### TASK STATEMENT
Write out all lines holding the word "your".
* START DATA IN THIS EXERCISE *
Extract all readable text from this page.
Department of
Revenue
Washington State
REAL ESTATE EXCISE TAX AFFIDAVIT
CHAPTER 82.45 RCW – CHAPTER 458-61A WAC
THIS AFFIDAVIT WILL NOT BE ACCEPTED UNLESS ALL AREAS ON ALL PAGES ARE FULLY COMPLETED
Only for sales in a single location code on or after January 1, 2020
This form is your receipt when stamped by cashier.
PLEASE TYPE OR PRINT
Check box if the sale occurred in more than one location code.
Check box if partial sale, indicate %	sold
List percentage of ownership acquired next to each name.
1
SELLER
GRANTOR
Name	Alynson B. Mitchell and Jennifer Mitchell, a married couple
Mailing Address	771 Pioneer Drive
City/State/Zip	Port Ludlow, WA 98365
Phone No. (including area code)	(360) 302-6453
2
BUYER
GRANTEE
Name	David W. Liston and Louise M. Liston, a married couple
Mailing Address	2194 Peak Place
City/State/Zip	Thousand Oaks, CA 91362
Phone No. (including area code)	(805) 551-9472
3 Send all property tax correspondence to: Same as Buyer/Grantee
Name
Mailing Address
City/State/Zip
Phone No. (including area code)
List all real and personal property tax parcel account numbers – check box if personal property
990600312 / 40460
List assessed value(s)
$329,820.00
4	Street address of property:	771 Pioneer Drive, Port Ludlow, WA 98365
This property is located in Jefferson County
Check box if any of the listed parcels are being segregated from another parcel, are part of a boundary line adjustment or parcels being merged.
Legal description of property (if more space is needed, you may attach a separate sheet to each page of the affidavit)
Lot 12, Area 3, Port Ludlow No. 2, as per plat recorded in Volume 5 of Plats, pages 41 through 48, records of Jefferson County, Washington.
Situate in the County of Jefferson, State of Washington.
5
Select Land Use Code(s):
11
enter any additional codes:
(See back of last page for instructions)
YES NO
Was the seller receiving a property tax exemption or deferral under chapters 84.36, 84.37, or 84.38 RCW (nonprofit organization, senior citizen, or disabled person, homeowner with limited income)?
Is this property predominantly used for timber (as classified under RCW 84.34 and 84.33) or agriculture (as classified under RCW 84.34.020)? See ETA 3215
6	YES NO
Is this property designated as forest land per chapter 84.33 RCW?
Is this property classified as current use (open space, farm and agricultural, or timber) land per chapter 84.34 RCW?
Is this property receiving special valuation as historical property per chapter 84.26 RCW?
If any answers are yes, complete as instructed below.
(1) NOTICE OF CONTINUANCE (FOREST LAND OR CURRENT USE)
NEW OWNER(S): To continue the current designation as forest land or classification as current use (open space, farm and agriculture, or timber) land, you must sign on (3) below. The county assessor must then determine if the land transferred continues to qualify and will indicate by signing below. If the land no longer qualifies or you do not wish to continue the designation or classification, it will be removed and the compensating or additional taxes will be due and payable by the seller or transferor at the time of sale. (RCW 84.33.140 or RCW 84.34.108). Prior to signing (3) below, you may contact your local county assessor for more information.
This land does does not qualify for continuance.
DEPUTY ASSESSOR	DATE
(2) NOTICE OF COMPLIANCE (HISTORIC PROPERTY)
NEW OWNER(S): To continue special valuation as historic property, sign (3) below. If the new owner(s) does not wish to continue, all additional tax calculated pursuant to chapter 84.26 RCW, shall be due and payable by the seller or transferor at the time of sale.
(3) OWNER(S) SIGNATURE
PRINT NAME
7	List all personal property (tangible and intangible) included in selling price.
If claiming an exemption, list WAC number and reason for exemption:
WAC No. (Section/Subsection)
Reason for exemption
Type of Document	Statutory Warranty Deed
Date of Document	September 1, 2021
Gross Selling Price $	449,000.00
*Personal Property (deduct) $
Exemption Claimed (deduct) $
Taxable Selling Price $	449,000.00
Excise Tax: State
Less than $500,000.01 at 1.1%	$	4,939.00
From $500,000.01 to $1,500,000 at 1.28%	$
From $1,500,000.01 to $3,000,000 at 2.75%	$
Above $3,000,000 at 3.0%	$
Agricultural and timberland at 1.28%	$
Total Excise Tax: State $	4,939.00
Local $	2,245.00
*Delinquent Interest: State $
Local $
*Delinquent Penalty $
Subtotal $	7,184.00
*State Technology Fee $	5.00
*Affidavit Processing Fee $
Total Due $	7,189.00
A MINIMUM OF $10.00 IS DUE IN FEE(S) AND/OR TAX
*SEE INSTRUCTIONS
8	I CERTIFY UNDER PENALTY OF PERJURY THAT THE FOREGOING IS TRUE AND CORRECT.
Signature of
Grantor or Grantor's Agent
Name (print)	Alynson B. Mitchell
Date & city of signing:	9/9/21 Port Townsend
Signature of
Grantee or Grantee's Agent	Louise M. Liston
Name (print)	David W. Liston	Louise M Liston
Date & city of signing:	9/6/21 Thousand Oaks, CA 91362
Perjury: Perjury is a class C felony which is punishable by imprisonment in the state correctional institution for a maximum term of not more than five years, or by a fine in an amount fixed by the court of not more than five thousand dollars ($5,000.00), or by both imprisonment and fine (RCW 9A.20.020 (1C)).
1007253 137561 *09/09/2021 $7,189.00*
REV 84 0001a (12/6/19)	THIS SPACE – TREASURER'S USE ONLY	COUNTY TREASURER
* END DATA IN THIS EXERCISE *
### TASK RESULT
This form is your receipt when stamped by cashier.
NEW OWNER(S): To continue the current designation as forest land or classification as current use (open space, farm and agriculture, or timber) land, you must sign on (3) below. The county assessor must then determine if the land transferred continues to qualify and will indicate by signing below. If the land no longer qualifies or you do not wish to continue the designation or classification, it will be removed and the compensating or additional taxes will be due and payable by the seller or transferor at the time of sale. (RCW 84.33.140 or RCW 84.34.108). Prior to signing (3) below, you may contact your local county assessor for more information.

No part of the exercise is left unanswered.